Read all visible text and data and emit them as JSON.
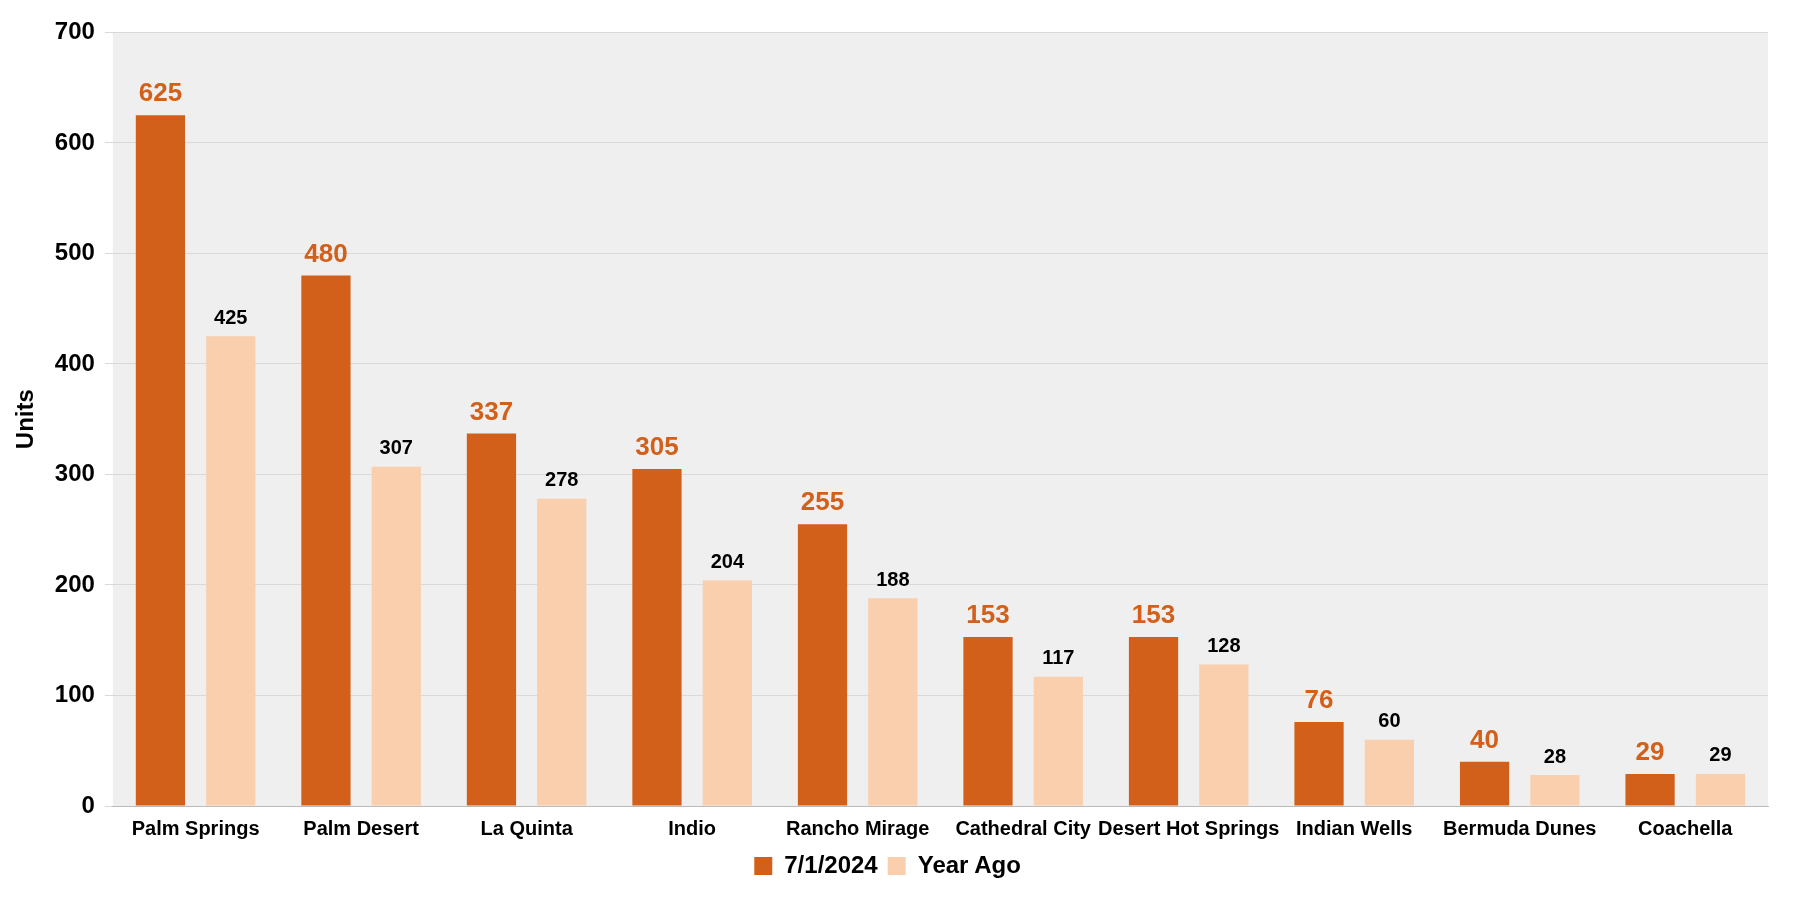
{
  "chart_data": {
    "type": "bar",
    "ylabel": "Units",
    "categories": [
      "Palm Springs",
      "Palm Desert",
      "La Quinta",
      "Indio",
      "Rancho Mirage",
      "Cathedral City",
      "Desert Hot Springs",
      "Indian Wells",
      "Bermuda Dunes",
      "Coachella"
    ],
    "series": [
      {
        "name": "7/1/2024",
        "color": "#d2601a",
        "values": [
          625,
          480,
          337,
          305,
          255,
          153,
          153,
          76,
          40,
          29
        ]
      },
      {
        "name": "Year Ago",
        "color": "#f9cfae",
        "values": [
          425,
          307,
          278,
          204,
          188,
          117,
          128,
          60,
          28,
          29
        ]
      }
    ],
    "ylim": [
      0,
      700
    ],
    "yticks": [
      0,
      100,
      200,
      300,
      400,
      500,
      600,
      700
    ],
    "grid": "y",
    "legend": "bottom",
    "data_labels": true
  }
}
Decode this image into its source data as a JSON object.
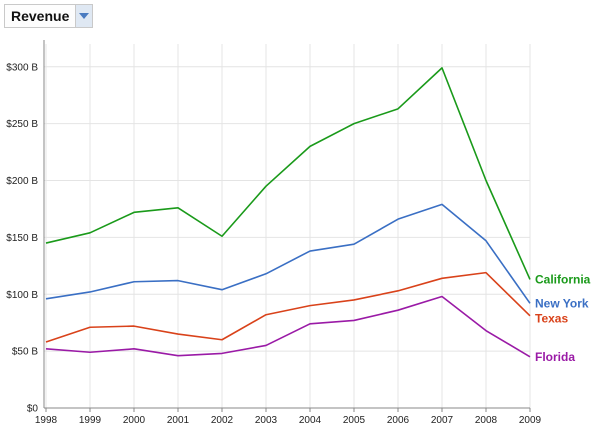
{
  "selector": {
    "value": "Revenue",
    "icon": "chevron-down-icon"
  },
  "chart_data": {
    "type": "line",
    "title": "",
    "xlabel": "",
    "ylabel": "",
    "categories": [
      "1998",
      "1999",
      "2000",
      "2001",
      "2002",
      "2003",
      "2004",
      "2005",
      "2006",
      "2007",
      "2008",
      "2009"
    ],
    "ylim": [
      0,
      320
    ],
    "yticks": [
      0,
      50,
      100,
      150,
      200,
      250,
      300
    ],
    "ytick_labels": [
      "$0",
      "$50 B",
      "$100 B",
      "$150 B",
      "$200 B",
      "$250 B",
      "$300 B"
    ],
    "grid": true,
    "legend": "end-of-line labels",
    "series": [
      {
        "name": "California",
        "color": "#1a9a1a",
        "values": [
          145,
          154,
          172,
          176,
          151,
          195,
          230,
          250,
          263,
          299,
          200,
          113
        ]
      },
      {
        "name": "New York",
        "color": "#3a6fc4",
        "values": [
          96,
          102,
          111,
          112,
          104,
          118,
          138,
          144,
          166,
          179,
          147,
          92
        ]
      },
      {
        "name": "Texas",
        "color": "#d9421a",
        "values": [
          58,
          71,
          72,
          65,
          60,
          82,
          90,
          95,
          103,
          114,
          119,
          81
        ]
      },
      {
        "name": "Florida",
        "color": "#9a1aa6",
        "values": [
          52,
          49,
          52,
          46,
          48,
          55,
          74,
          77,
          86,
          98,
          68,
          45
        ]
      }
    ]
  }
}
#####
Of all the lines in the material above, how many contain the word "name"? Give only the count.

6